++++ Supplied records

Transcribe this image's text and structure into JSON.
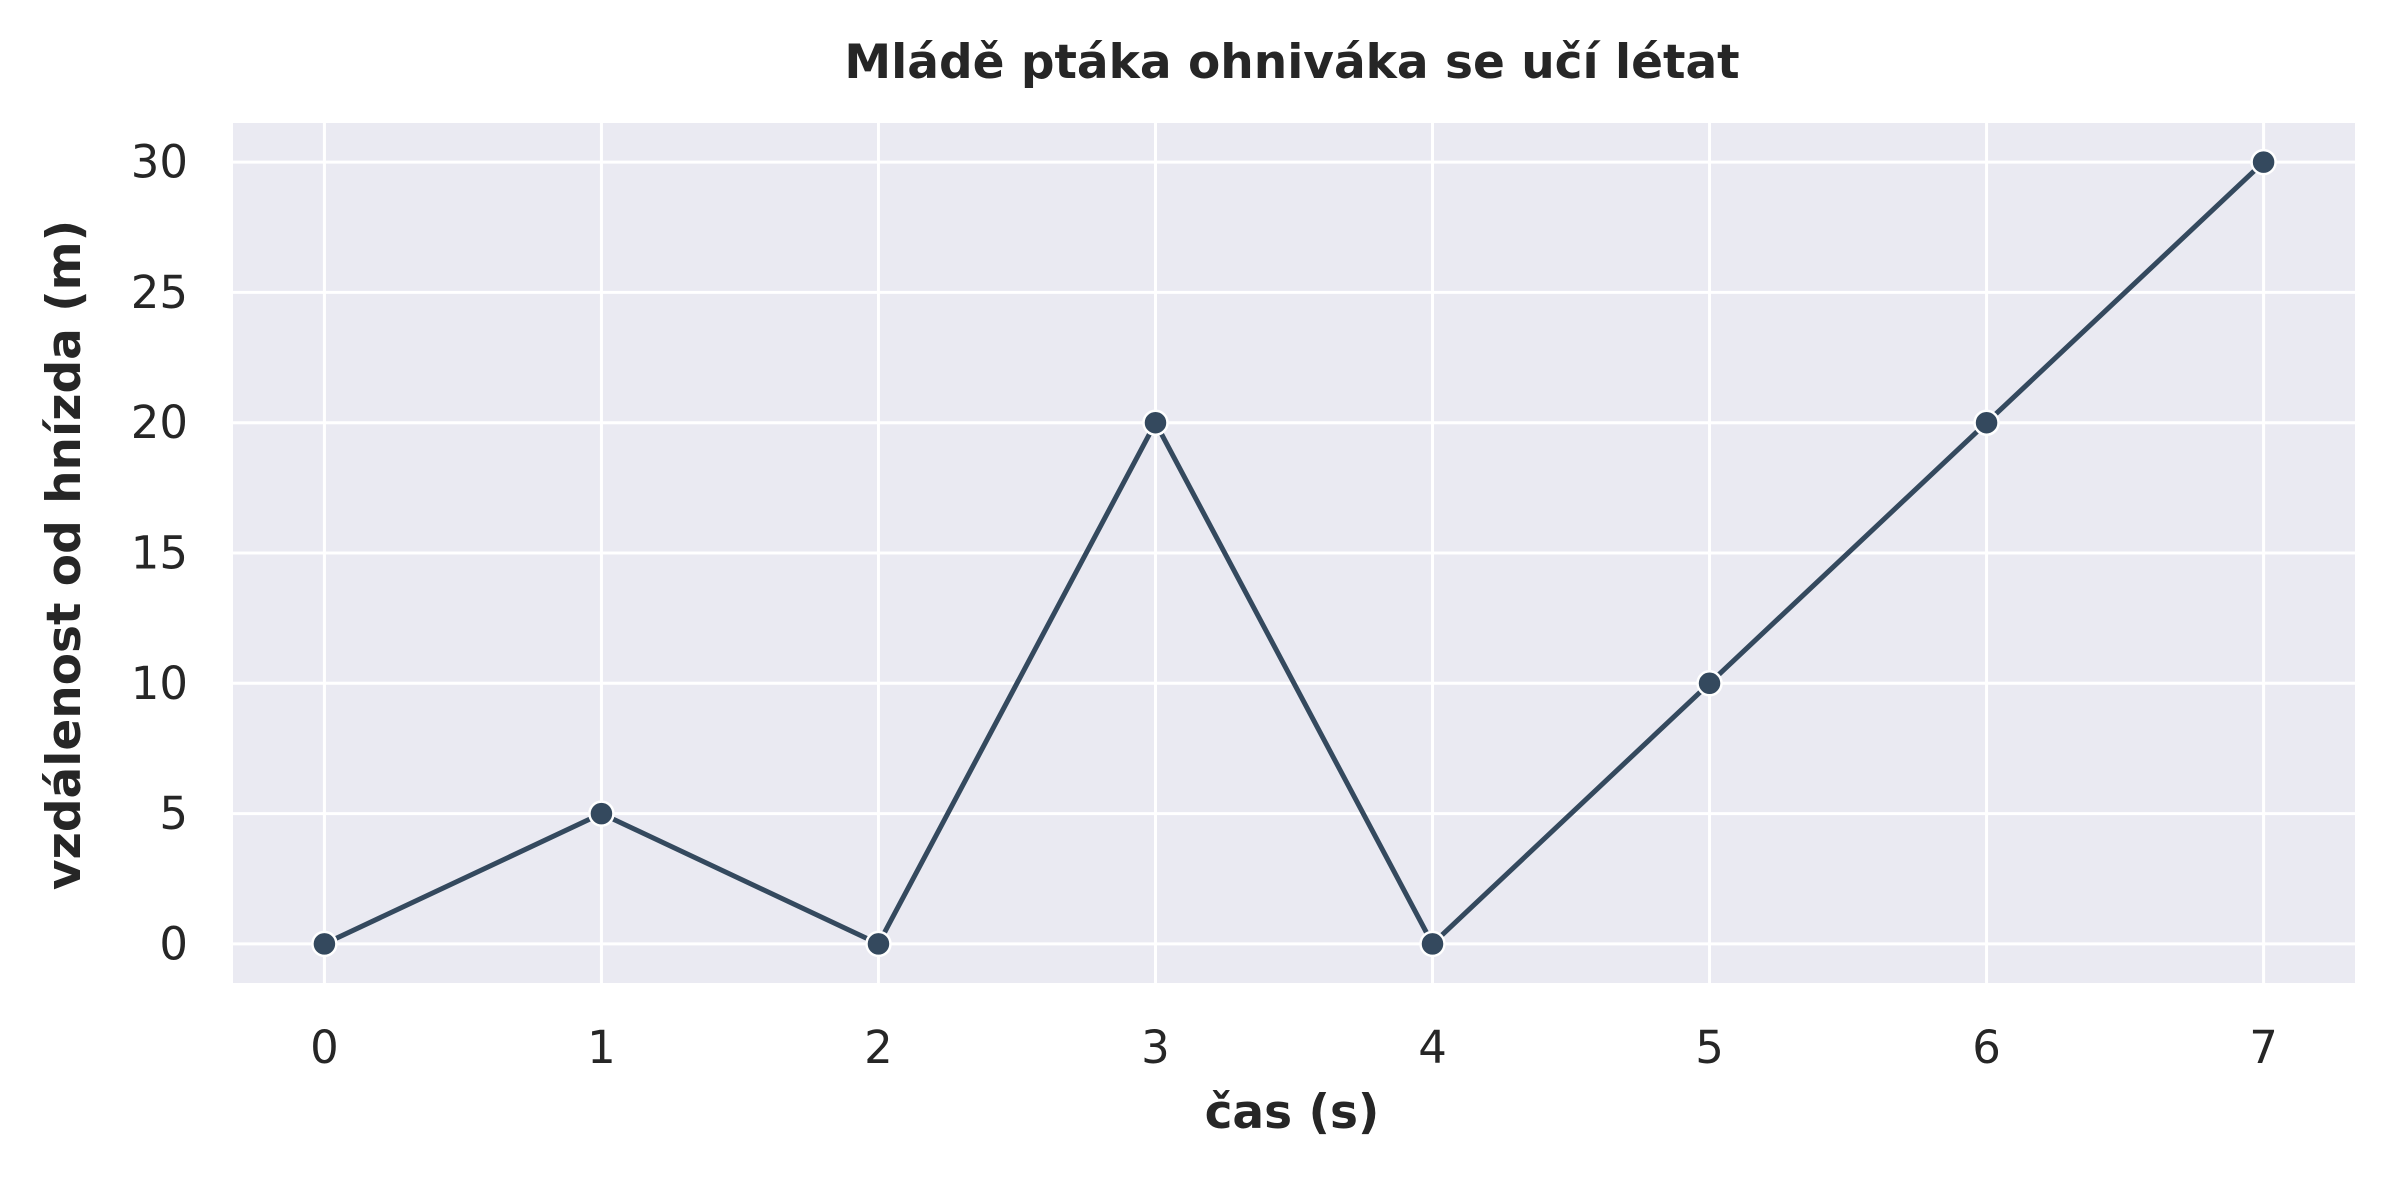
{
  "chart_data": {
    "type": "line",
    "title": "Mládě ptáka ohniváka se učí létat",
    "xlabel": "čas (s)",
    "ylabel": "vzdálenost od hnízda (m)",
    "x": [
      0,
      1,
      2,
      3,
      4,
      5,
      6,
      7
    ],
    "series": [
      {
        "values": [
          0,
          5,
          0,
          20,
          0,
          10,
          20,
          30
        ],
        "color": "#34495e",
        "marker": "circle"
      }
    ],
    "xlim": [
      -0.33,
      7.33
    ],
    "ylim": [
      -1.5,
      31.5
    ],
    "xticks": [
      0,
      1,
      2,
      3,
      4,
      5,
      6,
      7
    ],
    "yticks": [
      0,
      5,
      10,
      15,
      20,
      25,
      30
    ],
    "grid": true,
    "background_color": "#eaeaf2",
    "grid_color": "#ffffff"
  }
}
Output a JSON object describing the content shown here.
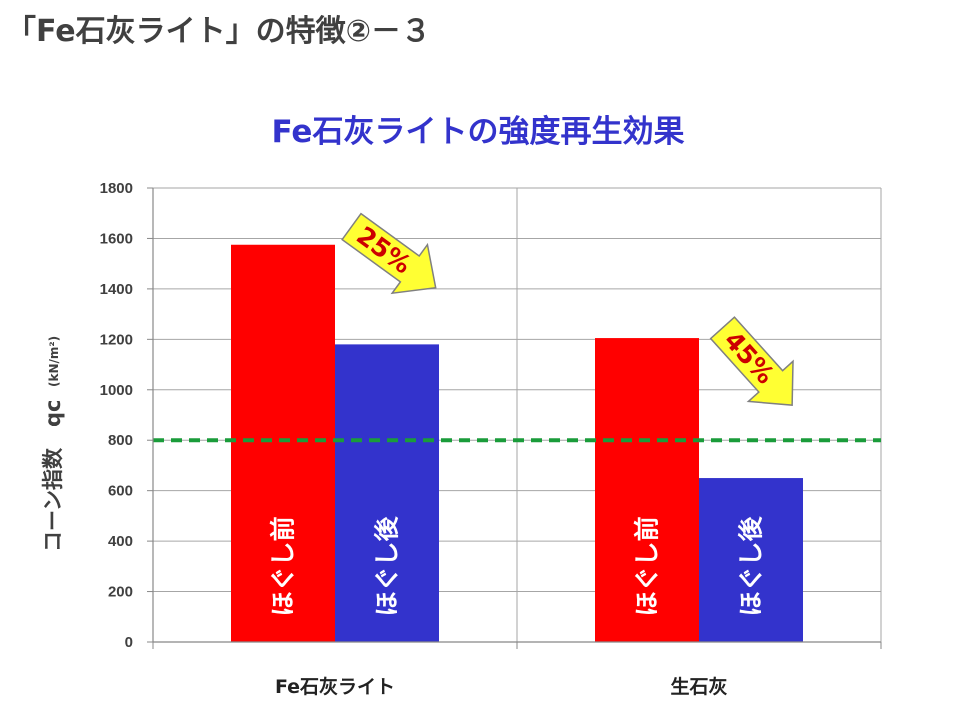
{
  "slide": {
    "title": "「Fe石灰ライト」の特徴②－３"
  },
  "chart_data": {
    "type": "bar",
    "title": "Fe石灰ライトの強度再生効果",
    "ylabel": "コーン指数　qc",
    "yunit": "(kN/m²)",
    "categories": [
      "Fe石灰ライト",
      "生石灰"
    ],
    "series": [
      {
        "name": "ほぐし前",
        "color": "#ff0000",
        "values": [
          1575,
          1205
        ]
      },
      {
        "name": "ほぐし後",
        "color": "#3333cc",
        "values": [
          1180,
          650
        ]
      }
    ],
    "ylim": [
      0,
      1800
    ],
    "yticks": [
      0,
      200,
      400,
      600,
      800,
      1000,
      1200,
      1400,
      1600,
      1800
    ],
    "grid": true,
    "legend": "none",
    "reference_line": {
      "value": 800,
      "color": "#1a9c3a",
      "style": "dashed"
    },
    "annotations": [
      {
        "category": "Fe石灰ライト",
        "text": "25%",
        "text_color": "#cc0000",
        "fill": "#ffff33"
      },
      {
        "category": "生石灰",
        "text": "45%",
        "text_color": "#cc0000",
        "fill": "#ffff33"
      }
    ]
  }
}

++++++++

Working from the lines above, reproduce the material exactly and exclude its pictures.

Transcribe this image's text and structure into JSON.
{
  "chart_data": {
    "type": "line",
    "title": "Mládě ptáka ohniváka se učí létat",
    "xlabel": "čas (s)",
    "ylabel": "vzdálenost od hnízda (m)",
    "x": [
      0,
      1,
      2,
      3,
      4,
      5,
      6,
      7
    ],
    "series": [
      {
        "values": [
          0,
          5,
          0,
          20,
          0,
          10,
          20,
          30
        ],
        "color": "#34495e",
        "marker": "circle"
      }
    ],
    "xlim": [
      -0.33,
      7.33
    ],
    "ylim": [
      -1.5,
      31.5
    ],
    "xticks": [
      0,
      1,
      2,
      3,
      4,
      5,
      6,
      7
    ],
    "yticks": [
      0,
      5,
      10,
      15,
      20,
      25,
      30
    ],
    "grid": true,
    "background_color": "#eaeaf2",
    "grid_color": "#ffffff"
  }
}
Output a JSON object describing the content shown here.
{
  "slide": {
    "title": "「Fe石灰ライト」の特徴②－３"
  },
  "chart_data": {
    "type": "bar",
    "title": "Fe石灰ライトの強度再生効果",
    "ylabel": "コーン指数　qc",
    "yunit": "(kN/m²)",
    "categories": [
      "Fe石灰ライト",
      "生石灰"
    ],
    "series": [
      {
        "name": "ほぐし前",
        "color": "#ff0000",
        "values": [
          1575,
          1205
        ]
      },
      {
        "name": "ほぐし後",
        "color": "#3333cc",
        "values": [
          1180,
          650
        ]
      }
    ],
    "ylim": [
      0,
      1800
    ],
    "yticks": [
      0,
      200,
      400,
      600,
      800,
      1000,
      1200,
      1400,
      1600,
      1800
    ],
    "grid": true,
    "legend": "none",
    "reference_line": {
      "value": 800,
      "color": "#1a9c3a",
      "style": "dashed"
    },
    "annotations": [
      {
        "category": "Fe石灰ライト",
        "text": "25%",
        "text_color": "#cc0000",
        "fill": "#ffff33"
      },
      {
        "category": "生石灰",
        "text": "45%",
        "text_color": "#cc0000",
        "fill": "#ffff33"
      }
    ]
  }
}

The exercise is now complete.